## RECORDS PROVIDED
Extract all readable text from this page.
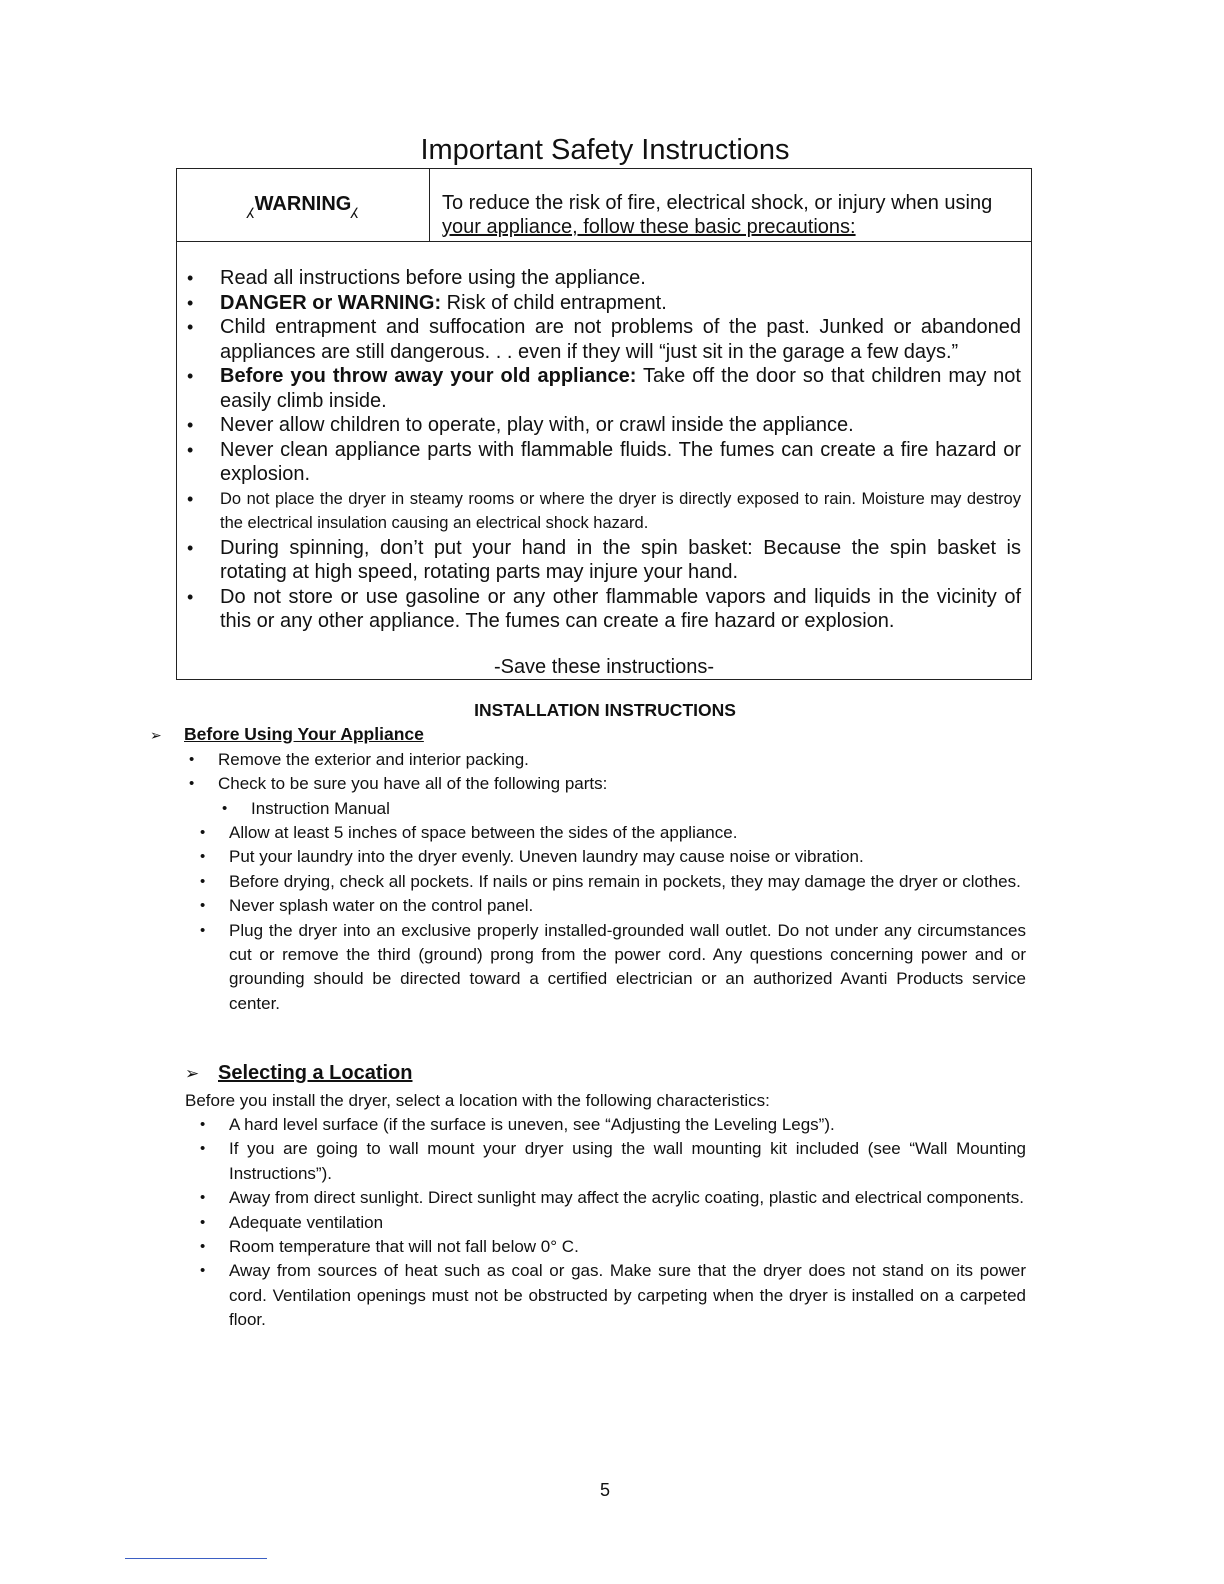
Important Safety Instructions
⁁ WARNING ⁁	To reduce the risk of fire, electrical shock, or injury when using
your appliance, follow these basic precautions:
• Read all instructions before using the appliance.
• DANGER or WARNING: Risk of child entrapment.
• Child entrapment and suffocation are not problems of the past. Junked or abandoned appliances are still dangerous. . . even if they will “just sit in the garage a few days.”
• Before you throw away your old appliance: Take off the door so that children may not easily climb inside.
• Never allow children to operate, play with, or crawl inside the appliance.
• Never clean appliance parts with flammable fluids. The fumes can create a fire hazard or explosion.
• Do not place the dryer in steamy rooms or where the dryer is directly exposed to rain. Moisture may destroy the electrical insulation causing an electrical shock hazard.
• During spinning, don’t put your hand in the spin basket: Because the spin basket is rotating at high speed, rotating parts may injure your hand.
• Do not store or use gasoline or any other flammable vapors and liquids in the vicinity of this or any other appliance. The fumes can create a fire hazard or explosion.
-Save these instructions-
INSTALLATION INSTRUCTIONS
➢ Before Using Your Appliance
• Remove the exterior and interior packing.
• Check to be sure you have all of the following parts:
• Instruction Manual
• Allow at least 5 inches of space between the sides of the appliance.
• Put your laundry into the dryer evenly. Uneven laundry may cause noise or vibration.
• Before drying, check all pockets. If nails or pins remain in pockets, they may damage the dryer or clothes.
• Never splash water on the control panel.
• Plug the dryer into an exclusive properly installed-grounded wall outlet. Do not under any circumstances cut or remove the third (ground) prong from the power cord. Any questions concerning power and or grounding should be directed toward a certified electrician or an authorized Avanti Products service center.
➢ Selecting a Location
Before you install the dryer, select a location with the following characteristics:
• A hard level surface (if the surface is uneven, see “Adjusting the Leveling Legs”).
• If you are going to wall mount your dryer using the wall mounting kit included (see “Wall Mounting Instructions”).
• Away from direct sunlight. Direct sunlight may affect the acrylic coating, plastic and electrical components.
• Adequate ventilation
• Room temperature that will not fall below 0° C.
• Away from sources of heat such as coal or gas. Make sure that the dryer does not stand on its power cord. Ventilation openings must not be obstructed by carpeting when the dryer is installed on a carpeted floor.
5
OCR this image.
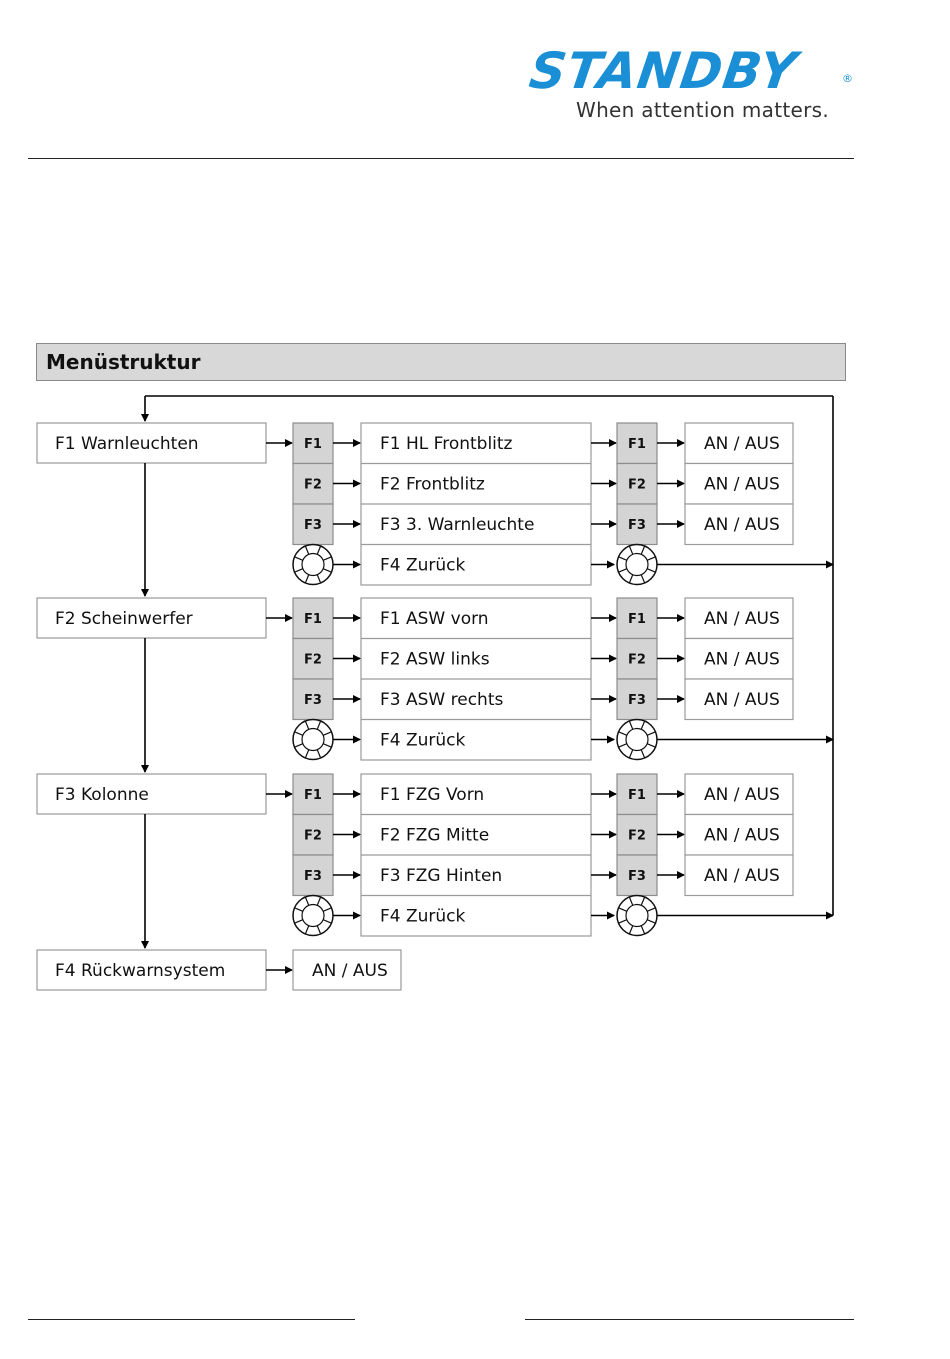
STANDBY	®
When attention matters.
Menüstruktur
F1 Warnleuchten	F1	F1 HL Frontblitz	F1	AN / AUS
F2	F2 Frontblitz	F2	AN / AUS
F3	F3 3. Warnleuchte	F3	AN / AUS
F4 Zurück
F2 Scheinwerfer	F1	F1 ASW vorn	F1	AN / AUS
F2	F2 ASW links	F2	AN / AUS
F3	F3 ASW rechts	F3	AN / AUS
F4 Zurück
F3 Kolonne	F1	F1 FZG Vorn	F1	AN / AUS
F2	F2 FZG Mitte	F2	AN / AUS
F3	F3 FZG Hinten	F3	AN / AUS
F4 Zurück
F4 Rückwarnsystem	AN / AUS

## TASK OBJECTIVE
Each line above is to be copied verbatim. Drop any image from the copy.

## EXPECTED OUTPUT
Extract all readable text from this page.
Important Safety Instructions
⁁ WARNING ⁁	To reduce the risk of fire, electrical shock, or injury when using
your appliance, follow these basic precautions:
• Read all instructions before using the appliance.
• DANGER or WARNING: Risk of child entrapment.
• Child entrapment and suffocation are not problems of the past. Junked or abandoned appliances are still dangerous. . . even if they will “just sit in the garage a few days.”
• Before you throw away your old appliance: Take off the door so that children may not easily climb inside.
• Never allow children to operate, play with, or crawl inside the appliance.
• Never clean appliance parts with flammable fluids. The fumes can create a fire hazard or explosion.
• Do not place the dryer in steamy rooms or where the dryer is directly exposed to rain. Moisture may destroy the electrical insulation causing an electrical shock hazard.
• During spinning, don’t put your hand in the spin basket: Because the spin basket is rotating at high speed, rotating parts may injure your hand.
• Do not store or use gasoline or any other flammable vapors and liquids in the vicinity of this or any other appliance. The fumes can create a fire hazard or explosion.
-Save these instructions-
INSTALLATION INSTRUCTIONS
➢ Before Using Your Appliance
• Remove the exterior and interior packing.
• Check to be sure you have all of the following parts:
• Instruction Manual
• Allow at least 5 inches of space between the sides of the appliance.
• Put your laundry into the dryer evenly. Uneven laundry may cause noise or vibration.
• Before drying, check all pockets. If nails or pins remain in pockets, they may damage the dryer or clothes.
• Never splash water on the control panel.
• Plug the dryer into an exclusive properly installed-grounded wall outlet. Do not under any circumstances cut or remove the third (ground) prong from the power cord. Any questions concerning power and or grounding should be directed toward a certified electrician or an authorized Avanti Products service center.
➢ Selecting a Location
Before you install the dryer, select a location with the following characteristics:
• A hard level surface (if the surface is uneven, see “Adjusting the Leveling Legs”).
• If you are going to wall mount your dryer using the wall mounting kit included (see “Wall Mounting Instructions”).
• Away from direct sunlight. Direct sunlight may affect the acrylic coating, plastic and electrical components.
• Adequate ventilation
• Room temperature that will not fall below 0° C.
• Away from sources of heat such as coal or gas. Make sure that the dryer does not stand on its power cord. Ventilation openings must not be obstructed by carpeting when the dryer is installed on a carpeted floor.
5
OCR this image.
STANDBY	®
When attention matters.
Menüstruktur
F1 Warnleuchten	F1	F1 HL Frontblitz	F1	AN / AUS
F2	F2 Frontblitz	F2	AN / AUS
F3	F3 3. Warnleuchte	F3	AN / AUS
F4 Zurück
F2 Scheinwerfer	F1	F1 ASW vorn	F1	AN / AUS
F2	F2 ASW links	F2	AN / AUS
F3	F3 ASW rechts	F3	AN / AUS
F4 Zurück
F3 Kolonne	F1	F1 FZG Vorn	F1	AN / AUS
F2	F2 FZG Mitte	F2	AN / AUS
F3	F3 FZG Hinten	F3	AN / AUS
F4 Zurück
F4 Rückwarnsystem	AN / AUS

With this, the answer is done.